▸ **Task objective**
Copy out the lines word for word, starting with the first line and ending with the line that contains "message-bubble-incoming[interactable]: +2 closed", with both of those lines included.

[Entries for labeled regions]
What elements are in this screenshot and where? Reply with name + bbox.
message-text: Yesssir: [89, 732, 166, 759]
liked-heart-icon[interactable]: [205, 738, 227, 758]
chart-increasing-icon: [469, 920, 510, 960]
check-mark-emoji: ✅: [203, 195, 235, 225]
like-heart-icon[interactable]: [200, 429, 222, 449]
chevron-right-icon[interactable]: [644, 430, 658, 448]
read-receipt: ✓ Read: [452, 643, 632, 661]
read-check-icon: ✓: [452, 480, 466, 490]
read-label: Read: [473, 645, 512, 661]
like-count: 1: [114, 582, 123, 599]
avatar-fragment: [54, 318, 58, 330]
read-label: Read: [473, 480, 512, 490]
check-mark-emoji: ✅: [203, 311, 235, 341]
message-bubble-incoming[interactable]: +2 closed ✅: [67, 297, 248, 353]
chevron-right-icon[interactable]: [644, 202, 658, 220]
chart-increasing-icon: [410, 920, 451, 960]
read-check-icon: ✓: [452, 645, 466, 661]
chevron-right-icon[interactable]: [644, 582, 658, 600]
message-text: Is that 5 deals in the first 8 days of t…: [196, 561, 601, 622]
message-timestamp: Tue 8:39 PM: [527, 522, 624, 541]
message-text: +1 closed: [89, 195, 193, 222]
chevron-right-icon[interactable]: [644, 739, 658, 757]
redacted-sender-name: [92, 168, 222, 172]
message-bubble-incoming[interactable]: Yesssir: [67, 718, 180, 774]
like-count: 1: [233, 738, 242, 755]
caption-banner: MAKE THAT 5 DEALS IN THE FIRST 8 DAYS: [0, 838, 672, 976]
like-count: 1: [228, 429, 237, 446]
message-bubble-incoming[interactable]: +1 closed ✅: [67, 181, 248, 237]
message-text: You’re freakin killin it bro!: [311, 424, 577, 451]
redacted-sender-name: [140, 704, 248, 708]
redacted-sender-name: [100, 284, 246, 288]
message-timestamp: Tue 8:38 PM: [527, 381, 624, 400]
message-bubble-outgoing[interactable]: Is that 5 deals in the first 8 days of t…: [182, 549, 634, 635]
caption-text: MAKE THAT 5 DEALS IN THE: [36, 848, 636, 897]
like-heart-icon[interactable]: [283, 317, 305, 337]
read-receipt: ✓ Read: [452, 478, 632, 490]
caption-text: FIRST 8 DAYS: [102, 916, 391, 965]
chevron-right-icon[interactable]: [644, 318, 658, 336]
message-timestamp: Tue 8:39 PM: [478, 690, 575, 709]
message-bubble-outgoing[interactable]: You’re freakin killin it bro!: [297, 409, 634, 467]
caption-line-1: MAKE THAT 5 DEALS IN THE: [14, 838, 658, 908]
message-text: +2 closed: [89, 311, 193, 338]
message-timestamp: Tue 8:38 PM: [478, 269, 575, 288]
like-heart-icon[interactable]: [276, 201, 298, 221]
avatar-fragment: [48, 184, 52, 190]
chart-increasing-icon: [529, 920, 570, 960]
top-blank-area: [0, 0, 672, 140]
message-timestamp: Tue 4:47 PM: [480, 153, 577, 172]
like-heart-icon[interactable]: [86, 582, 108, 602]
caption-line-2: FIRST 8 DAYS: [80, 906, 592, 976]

▸ **Answer to the exercise**
What elements are in this screenshot and where? Reply with name + bbox.
message-text: Yesssir: [89, 732, 166, 759]
liked-heart-icon[interactable]: [205, 738, 227, 758]
chart-increasing-icon: [469, 920, 510, 960]
check-mark-emoji: ✅: [203, 195, 235, 225]
like-heart-icon[interactable]: [200, 429, 222, 449]
chevron-right-icon[interactable]: [644, 430, 658, 448]
read-receipt: ✓ Read: [452, 643, 632, 661]
read-check-icon: ✓: [452, 480, 466, 490]
read-label: Read: [473, 645, 512, 661]
like-count: 1: [114, 582, 123, 599]
avatar-fragment: [54, 318, 58, 330]
read-label: Read: [473, 480, 512, 490]
check-mark-emoji: ✅: [203, 311, 235, 341]
message-bubble-incoming[interactable]: +2 closed ✅: [67, 297, 248, 353]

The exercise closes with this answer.